_What is asked_:
- A) In the mailing-list message about the emergency database outage, to whom is the message addressed in its "To:" line?
- B) Carry on the mailing-list message about the emergency database outage, picking up right after its last line.

Re: emergency outage requiring database restart

From: Merlin Moncure <mmoncure(at)gmail(dot)com>
To: Tom Lane <tgl(at)sss(dot)pgh(dot)pa(dot)us>
Cc: Alvaro Herrera <alvherre(at)2ndquadrant(dot)com>, Bruce Momjian <bruce(at)momjian(dot)us>, PostgreSQL-development <pgsql-hackers(at)postgresql(dot)org>
Subject: Re: emergency outage requiring database restart
Date: 2016-10-26 17:57:22
Message-ID: CAHyXU0wC+sWBBcepCxkASO-hUEidK1ACbK1cqDXzE6GKDb7Spg@mail.gmail.com
Views: Raw Message | Whole Thread | Download mbox | Resend email
Thread:
Lists: pgsql-hackers

On Wed, Oct 26, 2016 at 12:43 PM, Merlin Moncure <mmoncure(at)gmail(dot)com> wrote:
> On Wed, Oct 26, 2016 at 11:35 AM, Merlin Moncure <mmoncure(at)gmail(dot)com> wrote:
>> On Tue, Oct 25, 2016 at 3:08 PM, Merlin Moncure <mmoncure(at)gmail(dot)com> wrote:
>>> Confirmation of problem re-occurrence will come in a few days. I'm
>>> much more likely to believe 6+sigma occurrence (storage, freak bug,
>>> etc) should it prove the problem goes away post rebuild.

_Supplied data_:

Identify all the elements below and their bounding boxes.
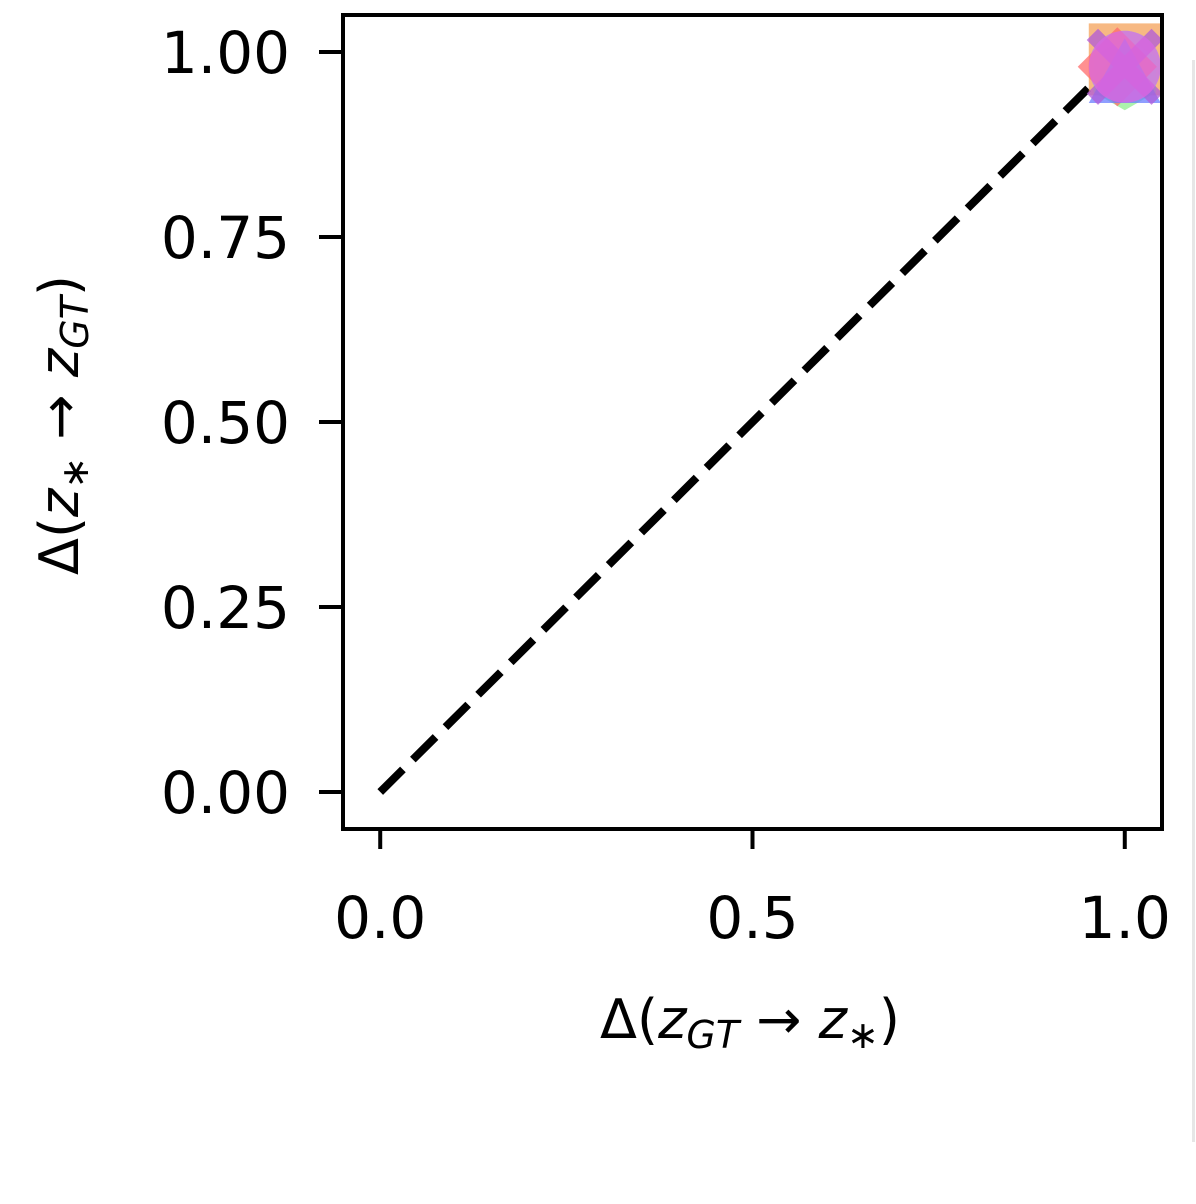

_Answers to the exercises_:
- A) Tom Lane

- B)
>>
>> ok, no major reported outage yet, but just got:
>>
>> 2016-10-26 11:27:55 CDT [postgres(at)castaging]: ERROR: invalid page in
>> block 12 of relation base/203883/1259

*) I've now strongly correlated this routine with the damage.

[root(at)rcdylsdbmpf001 ~]# cat
/var/lib/pgsql/9.5/data/pg_log/postgresql-26.log | grep -i
pushmarketsample | head -5
2016-10-26 11:26:27 CDT [postgres(at)castaging]: LOG: execute <unnamed>:
SELECT PushMarketSample($1::TEXT) AS published
2016-10-26 11:26:40 CDT [postgres(at)castaging]: LOG: execute <unnamed>:
SELECT PushMarketSample($1::TEXT) AS published
PL/pgSQL function pushmarketsample(text,date,integer) line 103 at SQL statement
PL/pgSQL function pushmarketsample(text,date,integer) line 103 at SQL statement
2016-10-26 11:26:42 CDT [postgres(at)castaging]: STATEMENT: SELECT
PushMarketSample($1::TEXT) AS published

*) First invocation was 11:26:27 CDT

*) Second invocation was 11:26:40 and gave checksum error (as noted
earlier 11:26:42)

*) Routine attached (if interested)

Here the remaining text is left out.